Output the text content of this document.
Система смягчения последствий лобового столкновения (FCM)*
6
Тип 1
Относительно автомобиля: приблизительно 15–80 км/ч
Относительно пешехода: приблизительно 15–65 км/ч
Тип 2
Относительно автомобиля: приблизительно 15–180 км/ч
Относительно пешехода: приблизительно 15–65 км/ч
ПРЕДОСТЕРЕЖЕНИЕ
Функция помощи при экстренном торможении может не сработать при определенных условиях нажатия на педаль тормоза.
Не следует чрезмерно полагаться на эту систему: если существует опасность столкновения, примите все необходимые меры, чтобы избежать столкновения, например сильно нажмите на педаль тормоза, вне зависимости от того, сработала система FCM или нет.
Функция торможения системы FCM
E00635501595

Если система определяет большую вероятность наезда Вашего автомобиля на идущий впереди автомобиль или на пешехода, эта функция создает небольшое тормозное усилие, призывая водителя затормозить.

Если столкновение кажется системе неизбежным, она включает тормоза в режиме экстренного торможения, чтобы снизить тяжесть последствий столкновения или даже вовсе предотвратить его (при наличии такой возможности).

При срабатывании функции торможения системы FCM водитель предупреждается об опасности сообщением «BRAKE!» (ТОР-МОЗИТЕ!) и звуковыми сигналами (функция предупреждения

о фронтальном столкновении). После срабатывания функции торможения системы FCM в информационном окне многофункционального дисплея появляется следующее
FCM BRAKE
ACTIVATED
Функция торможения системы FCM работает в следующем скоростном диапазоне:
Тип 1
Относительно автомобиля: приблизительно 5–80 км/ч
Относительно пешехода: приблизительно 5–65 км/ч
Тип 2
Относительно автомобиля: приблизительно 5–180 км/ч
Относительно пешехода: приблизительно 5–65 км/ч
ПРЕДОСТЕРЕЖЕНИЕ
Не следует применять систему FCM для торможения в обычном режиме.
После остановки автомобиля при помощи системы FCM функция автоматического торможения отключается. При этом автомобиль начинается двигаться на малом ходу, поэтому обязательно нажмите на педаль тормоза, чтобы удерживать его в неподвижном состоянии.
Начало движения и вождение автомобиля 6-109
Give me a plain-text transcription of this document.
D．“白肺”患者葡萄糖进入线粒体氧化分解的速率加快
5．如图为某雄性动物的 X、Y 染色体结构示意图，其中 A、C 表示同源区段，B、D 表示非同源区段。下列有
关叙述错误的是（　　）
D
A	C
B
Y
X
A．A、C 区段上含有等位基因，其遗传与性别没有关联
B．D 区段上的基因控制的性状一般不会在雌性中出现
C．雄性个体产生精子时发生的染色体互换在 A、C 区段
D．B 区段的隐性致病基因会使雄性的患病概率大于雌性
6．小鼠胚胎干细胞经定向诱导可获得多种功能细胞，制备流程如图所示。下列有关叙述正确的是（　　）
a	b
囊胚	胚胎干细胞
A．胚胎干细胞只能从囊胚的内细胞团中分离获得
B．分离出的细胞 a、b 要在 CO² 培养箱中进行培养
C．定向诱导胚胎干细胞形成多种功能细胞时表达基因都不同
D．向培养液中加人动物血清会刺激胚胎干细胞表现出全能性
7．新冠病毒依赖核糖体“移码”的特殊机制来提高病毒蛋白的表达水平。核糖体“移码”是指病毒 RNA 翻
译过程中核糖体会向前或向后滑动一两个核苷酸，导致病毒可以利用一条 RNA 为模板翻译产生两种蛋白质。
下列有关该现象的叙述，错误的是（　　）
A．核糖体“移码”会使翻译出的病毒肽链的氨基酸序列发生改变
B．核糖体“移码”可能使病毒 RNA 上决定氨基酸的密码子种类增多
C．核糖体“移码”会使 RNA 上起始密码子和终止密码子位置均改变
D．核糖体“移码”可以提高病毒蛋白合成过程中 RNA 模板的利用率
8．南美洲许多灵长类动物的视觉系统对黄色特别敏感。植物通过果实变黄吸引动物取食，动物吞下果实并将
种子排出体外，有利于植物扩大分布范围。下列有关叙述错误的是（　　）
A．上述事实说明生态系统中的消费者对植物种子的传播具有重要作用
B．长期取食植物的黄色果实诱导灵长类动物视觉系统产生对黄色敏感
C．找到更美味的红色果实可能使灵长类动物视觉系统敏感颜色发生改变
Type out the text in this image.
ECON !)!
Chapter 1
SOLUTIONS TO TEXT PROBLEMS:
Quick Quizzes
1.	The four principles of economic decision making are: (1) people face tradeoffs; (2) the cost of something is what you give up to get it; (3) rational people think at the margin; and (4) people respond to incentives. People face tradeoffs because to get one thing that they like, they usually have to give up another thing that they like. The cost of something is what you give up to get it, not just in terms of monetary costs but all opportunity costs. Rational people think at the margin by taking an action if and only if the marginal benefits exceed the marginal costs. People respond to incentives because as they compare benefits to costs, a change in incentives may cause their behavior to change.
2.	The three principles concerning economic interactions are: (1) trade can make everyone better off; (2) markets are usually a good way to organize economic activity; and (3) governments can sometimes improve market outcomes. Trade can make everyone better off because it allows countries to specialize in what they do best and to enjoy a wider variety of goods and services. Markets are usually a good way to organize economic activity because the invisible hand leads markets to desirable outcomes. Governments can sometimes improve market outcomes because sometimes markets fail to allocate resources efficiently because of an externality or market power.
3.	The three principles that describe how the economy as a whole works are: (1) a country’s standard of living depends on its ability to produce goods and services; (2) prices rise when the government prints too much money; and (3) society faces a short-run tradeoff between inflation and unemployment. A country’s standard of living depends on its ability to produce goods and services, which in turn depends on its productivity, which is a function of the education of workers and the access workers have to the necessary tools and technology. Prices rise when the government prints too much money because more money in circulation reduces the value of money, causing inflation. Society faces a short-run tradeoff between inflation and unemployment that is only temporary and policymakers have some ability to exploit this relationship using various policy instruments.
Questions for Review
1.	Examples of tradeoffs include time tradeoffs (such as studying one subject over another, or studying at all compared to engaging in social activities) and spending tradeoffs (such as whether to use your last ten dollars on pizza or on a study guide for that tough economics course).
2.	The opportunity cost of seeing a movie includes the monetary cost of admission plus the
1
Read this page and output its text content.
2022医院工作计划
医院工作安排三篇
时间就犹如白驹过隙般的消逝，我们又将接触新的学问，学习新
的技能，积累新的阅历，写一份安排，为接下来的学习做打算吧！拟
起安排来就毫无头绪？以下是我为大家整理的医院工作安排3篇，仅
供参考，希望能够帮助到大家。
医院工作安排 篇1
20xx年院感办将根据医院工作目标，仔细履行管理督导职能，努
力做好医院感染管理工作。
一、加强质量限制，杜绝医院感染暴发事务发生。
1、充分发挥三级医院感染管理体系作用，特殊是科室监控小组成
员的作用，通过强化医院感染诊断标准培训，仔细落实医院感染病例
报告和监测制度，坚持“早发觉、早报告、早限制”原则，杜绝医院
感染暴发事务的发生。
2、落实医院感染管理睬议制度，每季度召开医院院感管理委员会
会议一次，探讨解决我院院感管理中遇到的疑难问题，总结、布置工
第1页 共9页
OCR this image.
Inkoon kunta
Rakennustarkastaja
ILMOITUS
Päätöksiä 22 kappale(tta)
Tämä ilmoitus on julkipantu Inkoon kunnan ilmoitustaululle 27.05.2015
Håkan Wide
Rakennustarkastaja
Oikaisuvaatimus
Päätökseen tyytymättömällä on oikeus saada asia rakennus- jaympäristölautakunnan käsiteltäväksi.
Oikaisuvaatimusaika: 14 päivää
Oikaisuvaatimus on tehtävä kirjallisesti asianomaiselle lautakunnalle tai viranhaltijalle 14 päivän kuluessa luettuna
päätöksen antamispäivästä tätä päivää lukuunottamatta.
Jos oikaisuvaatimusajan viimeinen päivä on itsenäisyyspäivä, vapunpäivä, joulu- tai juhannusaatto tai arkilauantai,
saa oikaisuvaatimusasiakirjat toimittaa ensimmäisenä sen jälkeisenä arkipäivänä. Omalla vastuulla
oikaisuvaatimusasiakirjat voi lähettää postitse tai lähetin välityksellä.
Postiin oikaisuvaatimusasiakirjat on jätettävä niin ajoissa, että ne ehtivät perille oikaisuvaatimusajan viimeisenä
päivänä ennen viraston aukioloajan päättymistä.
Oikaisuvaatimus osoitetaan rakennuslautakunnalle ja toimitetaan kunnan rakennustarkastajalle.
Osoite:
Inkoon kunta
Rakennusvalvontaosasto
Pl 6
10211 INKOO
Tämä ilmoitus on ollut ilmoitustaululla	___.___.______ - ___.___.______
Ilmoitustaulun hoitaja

=-=-=

**What is expected:**
Quote the line that contains "OCR this image." and each line after it through the end of the data, exactly, leaving out everything else.

**Answer to the problem:**
OCR this image.
Inkoon kunta
Rakennustarkastaja
ILMOITUS
Päätöksiä 22 kappale(tta)
Tämä ilmoitus on julkipantu Inkoon kunnan ilmoitustaululle 27.05.2015
Håkan Wide
Rakennustarkastaja
Oikaisuvaatimus
Päätökseen tyytymättömällä on oikeus saada asia rakennus- jaympäristölautakunnan käsiteltäväksi.
Oikaisuvaatimusaika: 14 päivää
Oikaisuvaatimus on tehtävä kirjallisesti asianomaiselle lautakunnalle tai viranhaltijalle 14 päivän kuluessa luettuna
päätöksen antamispäivästä tätä päivää lukuunottamatta.
Jos oikaisuvaatimusajan viimeinen päivä on itsenäisyyspäivä, vapunpäivä, joulu- tai juhannusaatto tai arkilauantai,
saa oikaisuvaatimusasiakirjat toimittaa ensimmäisenä sen jälkeisenä arkipäivänä. Omalla vastuulla
oikaisuvaatimusasiakirjat voi lähettää postitse tai lähetin välityksellä.
Postiin oikaisuvaatimusasiakirjat on jätettävä niin ajoissa, että ne ehtivät perille oikaisuvaatimusajan viimeisenä
päivänä ennen viraston aukioloajan päättymistä.
Oikaisuvaatimus osoitetaan rakennuslautakunnalle ja toimitetaan kunnan rakennustarkastajalle.
Osoite:
Inkoon kunta
Rakennusvalvontaosasto
Pl 6
10211 INKOO
Tämä ilmoitus on ollut ilmoitustaululla	___.___.______ - ___.___.______
Ilmoitustaulun hoitaja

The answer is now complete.